Data excerpts:

• • • •

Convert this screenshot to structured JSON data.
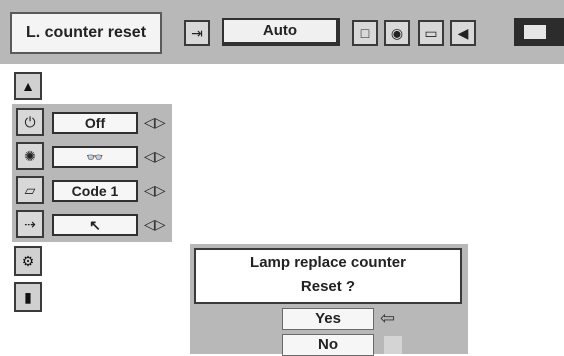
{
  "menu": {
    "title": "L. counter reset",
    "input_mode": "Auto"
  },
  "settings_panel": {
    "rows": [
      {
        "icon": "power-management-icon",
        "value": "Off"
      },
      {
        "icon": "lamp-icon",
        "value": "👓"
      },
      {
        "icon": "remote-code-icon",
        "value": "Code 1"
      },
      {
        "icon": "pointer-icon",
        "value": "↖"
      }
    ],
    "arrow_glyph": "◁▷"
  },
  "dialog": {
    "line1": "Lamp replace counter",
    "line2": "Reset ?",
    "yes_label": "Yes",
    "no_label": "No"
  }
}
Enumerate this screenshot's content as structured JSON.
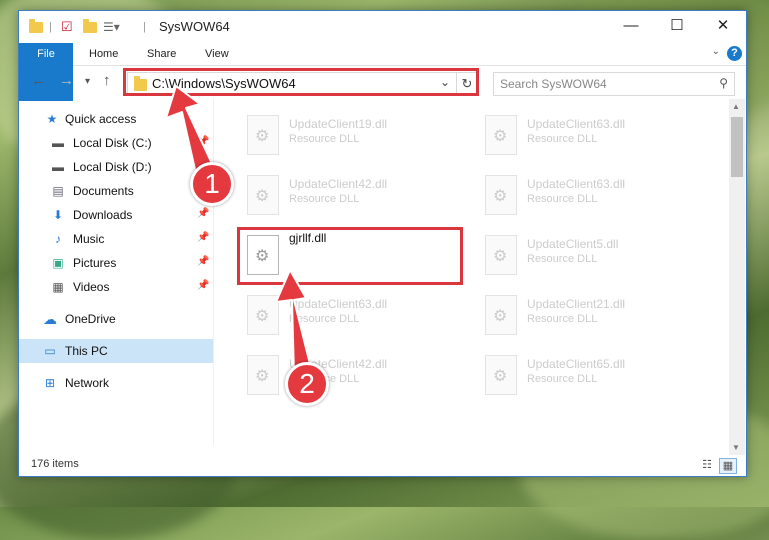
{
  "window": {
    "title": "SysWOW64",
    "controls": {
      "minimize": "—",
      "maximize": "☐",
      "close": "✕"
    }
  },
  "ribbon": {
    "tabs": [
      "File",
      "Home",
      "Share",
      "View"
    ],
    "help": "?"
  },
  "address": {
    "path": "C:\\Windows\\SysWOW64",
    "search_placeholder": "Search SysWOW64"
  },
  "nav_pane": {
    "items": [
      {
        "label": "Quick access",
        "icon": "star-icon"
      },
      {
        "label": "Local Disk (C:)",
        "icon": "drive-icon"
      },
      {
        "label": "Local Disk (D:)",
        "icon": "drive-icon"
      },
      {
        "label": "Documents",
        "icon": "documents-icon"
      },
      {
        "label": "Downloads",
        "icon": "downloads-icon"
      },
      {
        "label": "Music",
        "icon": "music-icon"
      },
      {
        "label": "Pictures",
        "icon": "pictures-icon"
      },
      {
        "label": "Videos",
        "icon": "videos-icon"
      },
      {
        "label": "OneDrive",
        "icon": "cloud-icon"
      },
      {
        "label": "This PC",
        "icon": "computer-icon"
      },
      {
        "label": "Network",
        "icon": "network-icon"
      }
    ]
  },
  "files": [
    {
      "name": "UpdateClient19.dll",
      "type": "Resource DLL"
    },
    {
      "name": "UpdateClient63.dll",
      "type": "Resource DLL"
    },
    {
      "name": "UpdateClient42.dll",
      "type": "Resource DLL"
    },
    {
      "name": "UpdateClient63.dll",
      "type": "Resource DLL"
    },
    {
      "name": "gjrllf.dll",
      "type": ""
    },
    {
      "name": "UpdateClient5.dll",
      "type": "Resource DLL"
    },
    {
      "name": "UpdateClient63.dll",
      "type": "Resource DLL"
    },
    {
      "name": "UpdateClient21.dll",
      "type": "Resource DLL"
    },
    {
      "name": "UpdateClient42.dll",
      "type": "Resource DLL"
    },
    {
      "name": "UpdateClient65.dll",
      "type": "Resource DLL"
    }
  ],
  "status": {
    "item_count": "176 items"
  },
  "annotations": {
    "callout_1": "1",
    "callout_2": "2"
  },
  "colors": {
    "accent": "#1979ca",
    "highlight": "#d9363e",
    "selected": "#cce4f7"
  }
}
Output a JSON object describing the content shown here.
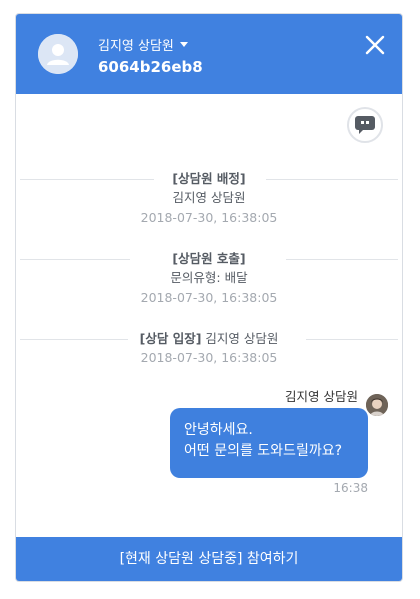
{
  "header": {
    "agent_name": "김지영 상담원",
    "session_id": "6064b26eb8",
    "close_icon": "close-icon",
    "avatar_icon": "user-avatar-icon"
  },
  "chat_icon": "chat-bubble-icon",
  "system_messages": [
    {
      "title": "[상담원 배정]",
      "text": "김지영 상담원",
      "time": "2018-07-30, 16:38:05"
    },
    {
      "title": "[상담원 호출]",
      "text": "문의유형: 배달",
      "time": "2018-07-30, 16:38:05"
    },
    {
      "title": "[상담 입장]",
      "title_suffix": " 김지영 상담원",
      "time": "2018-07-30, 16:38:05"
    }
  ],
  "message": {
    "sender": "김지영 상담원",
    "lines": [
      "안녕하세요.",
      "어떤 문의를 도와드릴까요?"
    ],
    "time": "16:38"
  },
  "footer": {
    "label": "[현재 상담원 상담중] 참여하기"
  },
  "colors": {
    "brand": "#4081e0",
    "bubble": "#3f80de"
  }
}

• • • •

### Exercise goal
Your task is to copy word for word the lines from the line containing "Output a JSON" to the end of the listing, both included, and to drop any pictures.

### Completed task
Output a JSON object describing the content shown here.
{
  "header": {
    "agent_name": "김지영 상담원",
    "session_id": "6064b26eb8",
    "close_icon": "close-icon",
    "avatar_icon": "user-avatar-icon"
  },
  "chat_icon": "chat-bubble-icon",
  "system_messages": [
    {
      "title": "[상담원 배정]",
      "text": "김지영 상담원",
      "time": "2018-07-30, 16:38:05"
    },
    {
      "title": "[상담원 호출]",
      "text": "문의유형: 배달",
      "time": "2018-07-30, 16:38:05"
    },
    {
      "title": "[상담 입장]",
      "title_suffix": " 김지영 상담원",
      "time": "2018-07-30, 16:38:05"
    }
  ],
  "message": {
    "sender": "김지영 상담원",
    "lines": [
      "안녕하세요.",
      "어떤 문의를 도와드릴까요?"
    ],
    "time": "16:38"
  },
  "footer": {
    "label": "[현재 상담원 상담중] 참여하기"
  },
  "colors": {
    "brand": "#4081e0",
    "bubble": "#3f80de"
  }
}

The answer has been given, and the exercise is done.